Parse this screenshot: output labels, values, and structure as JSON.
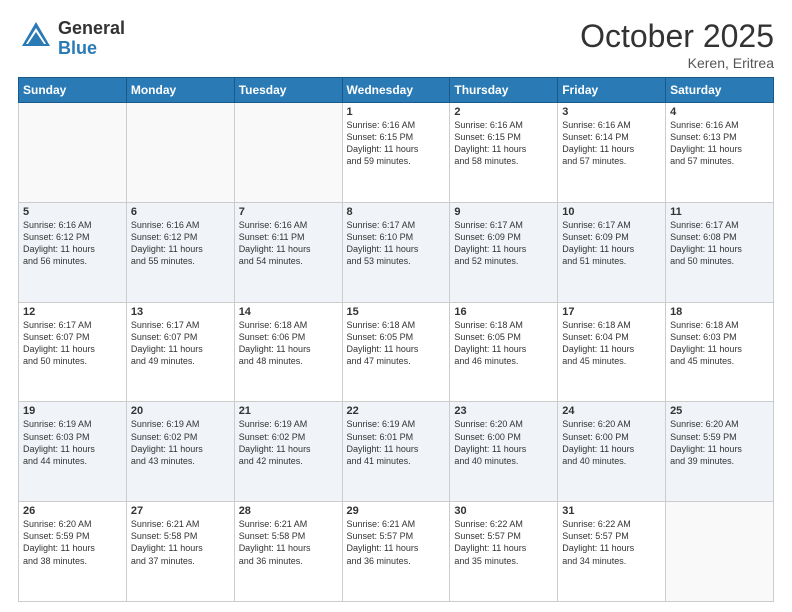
{
  "header": {
    "logo_general": "General",
    "logo_blue": "Blue",
    "month_title": "October 2025",
    "location": "Keren, Eritrea"
  },
  "days_of_week": [
    "Sunday",
    "Monday",
    "Tuesday",
    "Wednesday",
    "Thursday",
    "Friday",
    "Saturday"
  ],
  "weeks": [
    [
      {
        "num": "",
        "info": ""
      },
      {
        "num": "",
        "info": ""
      },
      {
        "num": "",
        "info": ""
      },
      {
        "num": "1",
        "info": "Sunrise: 6:16 AM\nSunset: 6:15 PM\nDaylight: 11 hours\nand 59 minutes."
      },
      {
        "num": "2",
        "info": "Sunrise: 6:16 AM\nSunset: 6:15 PM\nDaylight: 11 hours\nand 58 minutes."
      },
      {
        "num": "3",
        "info": "Sunrise: 6:16 AM\nSunset: 6:14 PM\nDaylight: 11 hours\nand 57 minutes."
      },
      {
        "num": "4",
        "info": "Sunrise: 6:16 AM\nSunset: 6:13 PM\nDaylight: 11 hours\nand 57 minutes."
      }
    ],
    [
      {
        "num": "5",
        "info": "Sunrise: 6:16 AM\nSunset: 6:12 PM\nDaylight: 11 hours\nand 56 minutes."
      },
      {
        "num": "6",
        "info": "Sunrise: 6:16 AM\nSunset: 6:12 PM\nDaylight: 11 hours\nand 55 minutes."
      },
      {
        "num": "7",
        "info": "Sunrise: 6:16 AM\nSunset: 6:11 PM\nDaylight: 11 hours\nand 54 minutes."
      },
      {
        "num": "8",
        "info": "Sunrise: 6:17 AM\nSunset: 6:10 PM\nDaylight: 11 hours\nand 53 minutes."
      },
      {
        "num": "9",
        "info": "Sunrise: 6:17 AM\nSunset: 6:09 PM\nDaylight: 11 hours\nand 52 minutes."
      },
      {
        "num": "10",
        "info": "Sunrise: 6:17 AM\nSunset: 6:09 PM\nDaylight: 11 hours\nand 51 minutes."
      },
      {
        "num": "11",
        "info": "Sunrise: 6:17 AM\nSunset: 6:08 PM\nDaylight: 11 hours\nand 50 minutes."
      }
    ],
    [
      {
        "num": "12",
        "info": "Sunrise: 6:17 AM\nSunset: 6:07 PM\nDaylight: 11 hours\nand 50 minutes."
      },
      {
        "num": "13",
        "info": "Sunrise: 6:17 AM\nSunset: 6:07 PM\nDaylight: 11 hours\nand 49 minutes."
      },
      {
        "num": "14",
        "info": "Sunrise: 6:18 AM\nSunset: 6:06 PM\nDaylight: 11 hours\nand 48 minutes."
      },
      {
        "num": "15",
        "info": "Sunrise: 6:18 AM\nSunset: 6:05 PM\nDaylight: 11 hours\nand 47 minutes."
      },
      {
        "num": "16",
        "info": "Sunrise: 6:18 AM\nSunset: 6:05 PM\nDaylight: 11 hours\nand 46 minutes."
      },
      {
        "num": "17",
        "info": "Sunrise: 6:18 AM\nSunset: 6:04 PM\nDaylight: 11 hours\nand 45 minutes."
      },
      {
        "num": "18",
        "info": "Sunrise: 6:18 AM\nSunset: 6:03 PM\nDaylight: 11 hours\nand 45 minutes."
      }
    ],
    [
      {
        "num": "19",
        "info": "Sunrise: 6:19 AM\nSunset: 6:03 PM\nDaylight: 11 hours\nand 44 minutes."
      },
      {
        "num": "20",
        "info": "Sunrise: 6:19 AM\nSunset: 6:02 PM\nDaylight: 11 hours\nand 43 minutes."
      },
      {
        "num": "21",
        "info": "Sunrise: 6:19 AM\nSunset: 6:02 PM\nDaylight: 11 hours\nand 42 minutes."
      },
      {
        "num": "22",
        "info": "Sunrise: 6:19 AM\nSunset: 6:01 PM\nDaylight: 11 hours\nand 41 minutes."
      },
      {
        "num": "23",
        "info": "Sunrise: 6:20 AM\nSunset: 6:00 PM\nDaylight: 11 hours\nand 40 minutes."
      },
      {
        "num": "24",
        "info": "Sunrise: 6:20 AM\nSunset: 6:00 PM\nDaylight: 11 hours\nand 40 minutes."
      },
      {
        "num": "25",
        "info": "Sunrise: 6:20 AM\nSunset: 5:59 PM\nDaylight: 11 hours\nand 39 minutes."
      }
    ],
    [
      {
        "num": "26",
        "info": "Sunrise: 6:20 AM\nSunset: 5:59 PM\nDaylight: 11 hours\nand 38 minutes."
      },
      {
        "num": "27",
        "info": "Sunrise: 6:21 AM\nSunset: 5:58 PM\nDaylight: 11 hours\nand 37 minutes."
      },
      {
        "num": "28",
        "info": "Sunrise: 6:21 AM\nSunset: 5:58 PM\nDaylight: 11 hours\nand 36 minutes."
      },
      {
        "num": "29",
        "info": "Sunrise: 6:21 AM\nSunset: 5:57 PM\nDaylight: 11 hours\nand 36 minutes."
      },
      {
        "num": "30",
        "info": "Sunrise: 6:22 AM\nSunset: 5:57 PM\nDaylight: 11 hours\nand 35 minutes."
      },
      {
        "num": "31",
        "info": "Sunrise: 6:22 AM\nSunset: 5:57 PM\nDaylight: 11 hours\nand 34 minutes."
      },
      {
        "num": "",
        "info": ""
      }
    ]
  ]
}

----------

Copy every entry exactly as written. Pictures are excluded.

Parse this screenshot: output labels, values, and structure as JSON.
{
  "header": {
    "logo_general": "General",
    "logo_blue": "Blue",
    "month_title": "October 2025",
    "location": "Keren, Eritrea"
  },
  "days_of_week": [
    "Sunday",
    "Monday",
    "Tuesday",
    "Wednesday",
    "Thursday",
    "Friday",
    "Saturday"
  ],
  "weeks": [
    [
      {
        "num": "",
        "info": ""
      },
      {
        "num": "",
        "info": ""
      },
      {
        "num": "",
        "info": ""
      },
      {
        "num": "1",
        "info": "Sunrise: 6:16 AM\nSunset: 6:15 PM\nDaylight: 11 hours\nand 59 minutes."
      },
      {
        "num": "2",
        "info": "Sunrise: 6:16 AM\nSunset: 6:15 PM\nDaylight: 11 hours\nand 58 minutes."
      },
      {
        "num": "3",
        "info": "Sunrise: 6:16 AM\nSunset: 6:14 PM\nDaylight: 11 hours\nand 57 minutes."
      },
      {
        "num": "4",
        "info": "Sunrise: 6:16 AM\nSunset: 6:13 PM\nDaylight: 11 hours\nand 57 minutes."
      }
    ],
    [
      {
        "num": "5",
        "info": "Sunrise: 6:16 AM\nSunset: 6:12 PM\nDaylight: 11 hours\nand 56 minutes."
      },
      {
        "num": "6",
        "info": "Sunrise: 6:16 AM\nSunset: 6:12 PM\nDaylight: 11 hours\nand 55 minutes."
      },
      {
        "num": "7",
        "info": "Sunrise: 6:16 AM\nSunset: 6:11 PM\nDaylight: 11 hours\nand 54 minutes."
      },
      {
        "num": "8",
        "info": "Sunrise: 6:17 AM\nSunset: 6:10 PM\nDaylight: 11 hours\nand 53 minutes."
      },
      {
        "num": "9",
        "info": "Sunrise: 6:17 AM\nSunset: 6:09 PM\nDaylight: 11 hours\nand 52 minutes."
      },
      {
        "num": "10",
        "info": "Sunrise: 6:17 AM\nSunset: 6:09 PM\nDaylight: 11 hours\nand 51 minutes."
      },
      {
        "num": "11",
        "info": "Sunrise: 6:17 AM\nSunset: 6:08 PM\nDaylight: 11 hours\nand 50 minutes."
      }
    ],
    [
      {
        "num": "12",
        "info": "Sunrise: 6:17 AM\nSunset: 6:07 PM\nDaylight: 11 hours\nand 50 minutes."
      },
      {
        "num": "13",
        "info": "Sunrise: 6:17 AM\nSunset: 6:07 PM\nDaylight: 11 hours\nand 49 minutes."
      },
      {
        "num": "14",
        "info": "Sunrise: 6:18 AM\nSunset: 6:06 PM\nDaylight: 11 hours\nand 48 minutes."
      },
      {
        "num": "15",
        "info": "Sunrise: 6:18 AM\nSunset: 6:05 PM\nDaylight: 11 hours\nand 47 minutes."
      },
      {
        "num": "16",
        "info": "Sunrise: 6:18 AM\nSunset: 6:05 PM\nDaylight: 11 hours\nand 46 minutes."
      },
      {
        "num": "17",
        "info": "Sunrise: 6:18 AM\nSunset: 6:04 PM\nDaylight: 11 hours\nand 45 minutes."
      },
      {
        "num": "18",
        "info": "Sunrise: 6:18 AM\nSunset: 6:03 PM\nDaylight: 11 hours\nand 45 minutes."
      }
    ],
    [
      {
        "num": "19",
        "info": "Sunrise: 6:19 AM\nSunset: 6:03 PM\nDaylight: 11 hours\nand 44 minutes."
      },
      {
        "num": "20",
        "info": "Sunrise: 6:19 AM\nSunset: 6:02 PM\nDaylight: 11 hours\nand 43 minutes."
      },
      {
        "num": "21",
        "info": "Sunrise: 6:19 AM\nSunset: 6:02 PM\nDaylight: 11 hours\nand 42 minutes."
      },
      {
        "num": "22",
        "info": "Sunrise: 6:19 AM\nSunset: 6:01 PM\nDaylight: 11 hours\nand 41 minutes."
      },
      {
        "num": "23",
        "info": "Sunrise: 6:20 AM\nSunset: 6:00 PM\nDaylight: 11 hours\nand 40 minutes."
      },
      {
        "num": "24",
        "info": "Sunrise: 6:20 AM\nSunset: 6:00 PM\nDaylight: 11 hours\nand 40 minutes."
      },
      {
        "num": "25",
        "info": "Sunrise: 6:20 AM\nSunset: 5:59 PM\nDaylight: 11 hours\nand 39 minutes."
      }
    ],
    [
      {
        "num": "26",
        "info": "Sunrise: 6:20 AM\nSunset: 5:59 PM\nDaylight: 11 hours\nand 38 minutes."
      },
      {
        "num": "27",
        "info": "Sunrise: 6:21 AM\nSunset: 5:58 PM\nDaylight: 11 hours\nand 37 minutes."
      },
      {
        "num": "28",
        "info": "Sunrise: 6:21 AM\nSunset: 5:58 PM\nDaylight: 11 hours\nand 36 minutes."
      },
      {
        "num": "29",
        "info": "Sunrise: 6:21 AM\nSunset: 5:57 PM\nDaylight: 11 hours\nand 36 minutes."
      },
      {
        "num": "30",
        "info": "Sunrise: 6:22 AM\nSunset: 5:57 PM\nDaylight: 11 hours\nand 35 minutes."
      },
      {
        "num": "31",
        "info": "Sunrise: 6:22 AM\nSunset: 5:57 PM\nDaylight: 11 hours\nand 34 minutes."
      },
      {
        "num": "",
        "info": ""
      }
    ]
  ]
}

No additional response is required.